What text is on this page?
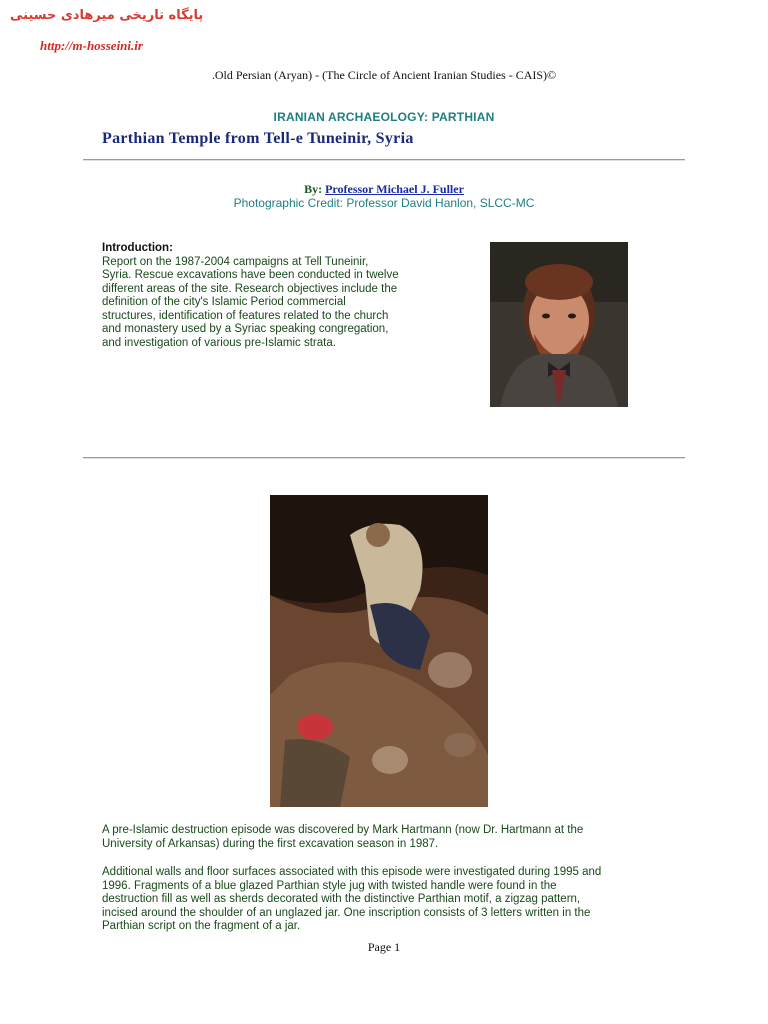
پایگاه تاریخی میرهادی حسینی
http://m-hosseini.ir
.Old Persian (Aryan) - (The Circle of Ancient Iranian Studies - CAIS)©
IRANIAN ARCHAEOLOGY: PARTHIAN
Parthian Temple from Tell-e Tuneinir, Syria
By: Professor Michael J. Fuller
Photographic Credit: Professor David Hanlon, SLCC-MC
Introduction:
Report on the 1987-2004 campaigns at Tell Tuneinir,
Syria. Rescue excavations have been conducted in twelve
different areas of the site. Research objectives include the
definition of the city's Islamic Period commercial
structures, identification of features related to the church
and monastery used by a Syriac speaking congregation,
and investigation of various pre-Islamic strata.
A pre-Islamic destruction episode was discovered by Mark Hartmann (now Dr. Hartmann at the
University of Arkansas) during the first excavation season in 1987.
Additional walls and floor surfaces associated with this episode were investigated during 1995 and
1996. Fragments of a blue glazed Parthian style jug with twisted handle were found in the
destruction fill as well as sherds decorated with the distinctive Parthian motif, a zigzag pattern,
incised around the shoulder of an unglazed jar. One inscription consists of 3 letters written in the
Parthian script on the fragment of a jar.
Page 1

* * *

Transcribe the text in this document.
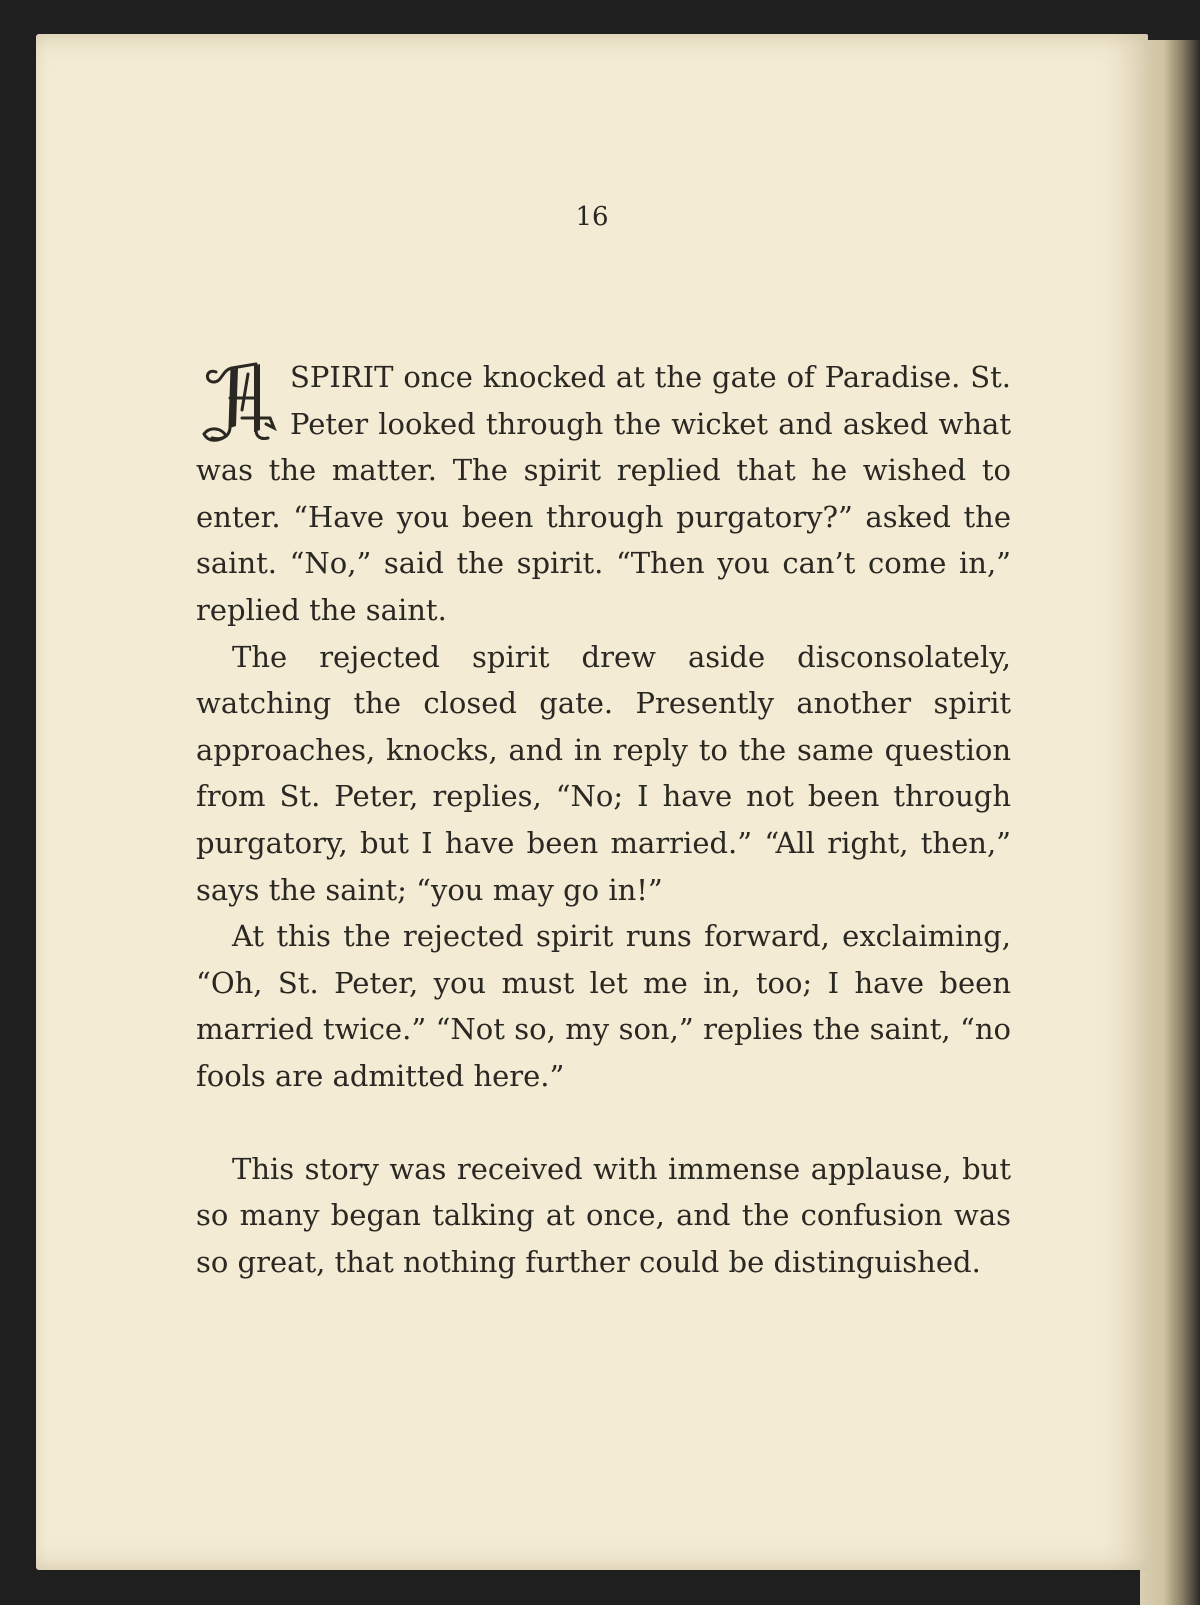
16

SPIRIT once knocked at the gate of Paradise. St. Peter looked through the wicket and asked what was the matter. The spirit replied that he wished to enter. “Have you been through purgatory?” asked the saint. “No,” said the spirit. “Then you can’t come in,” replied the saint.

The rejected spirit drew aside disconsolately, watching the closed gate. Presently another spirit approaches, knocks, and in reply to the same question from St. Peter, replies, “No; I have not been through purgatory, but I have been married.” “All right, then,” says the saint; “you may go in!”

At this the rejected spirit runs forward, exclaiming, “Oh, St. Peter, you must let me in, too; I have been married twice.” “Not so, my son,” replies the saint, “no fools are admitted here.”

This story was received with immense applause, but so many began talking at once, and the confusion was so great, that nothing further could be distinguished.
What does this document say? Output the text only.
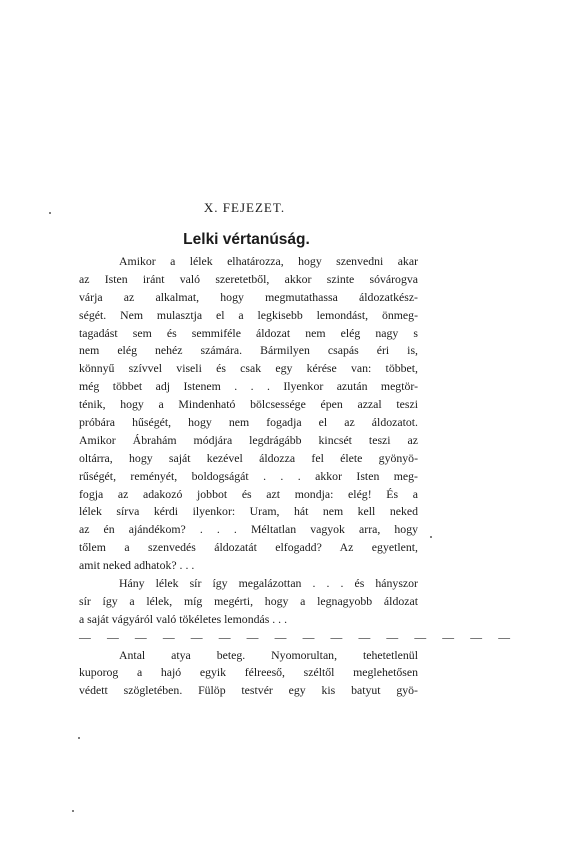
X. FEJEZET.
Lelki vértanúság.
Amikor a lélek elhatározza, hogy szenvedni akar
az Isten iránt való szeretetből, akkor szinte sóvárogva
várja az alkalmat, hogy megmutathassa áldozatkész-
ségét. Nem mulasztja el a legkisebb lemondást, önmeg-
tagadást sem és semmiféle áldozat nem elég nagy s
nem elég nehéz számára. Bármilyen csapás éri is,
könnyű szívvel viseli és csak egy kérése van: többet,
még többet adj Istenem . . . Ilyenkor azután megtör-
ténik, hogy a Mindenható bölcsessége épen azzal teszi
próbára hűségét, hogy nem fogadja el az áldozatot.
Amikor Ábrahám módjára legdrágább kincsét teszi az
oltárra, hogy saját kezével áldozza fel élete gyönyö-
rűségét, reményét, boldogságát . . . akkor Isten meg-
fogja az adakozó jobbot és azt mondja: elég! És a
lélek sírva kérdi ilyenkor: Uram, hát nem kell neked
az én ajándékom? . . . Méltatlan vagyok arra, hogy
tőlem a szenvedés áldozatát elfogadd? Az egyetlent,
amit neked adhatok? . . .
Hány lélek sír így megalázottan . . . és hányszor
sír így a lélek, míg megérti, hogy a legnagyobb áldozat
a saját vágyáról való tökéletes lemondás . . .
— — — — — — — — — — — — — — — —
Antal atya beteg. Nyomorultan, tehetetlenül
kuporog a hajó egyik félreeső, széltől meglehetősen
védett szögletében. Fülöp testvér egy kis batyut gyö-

---

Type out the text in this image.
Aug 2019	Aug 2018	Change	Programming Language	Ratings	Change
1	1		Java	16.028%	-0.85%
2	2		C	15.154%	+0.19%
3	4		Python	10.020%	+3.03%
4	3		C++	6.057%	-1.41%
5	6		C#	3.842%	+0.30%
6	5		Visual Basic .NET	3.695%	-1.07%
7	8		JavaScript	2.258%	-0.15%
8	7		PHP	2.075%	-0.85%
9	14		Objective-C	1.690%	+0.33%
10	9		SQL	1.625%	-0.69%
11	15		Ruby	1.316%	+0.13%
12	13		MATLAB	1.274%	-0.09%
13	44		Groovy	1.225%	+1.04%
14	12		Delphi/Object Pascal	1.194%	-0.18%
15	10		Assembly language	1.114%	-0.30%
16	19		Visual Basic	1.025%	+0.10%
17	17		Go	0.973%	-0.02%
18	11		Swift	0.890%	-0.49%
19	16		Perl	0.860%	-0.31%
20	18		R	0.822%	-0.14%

» **To be done**: Find "Amikor". Copy every line it occurs in.

» **Written reply**:
Amikor a lélek elhatározza, hogy szenvedni akar
Amikor Ábrahám módjára legdrágább kincsét teszi az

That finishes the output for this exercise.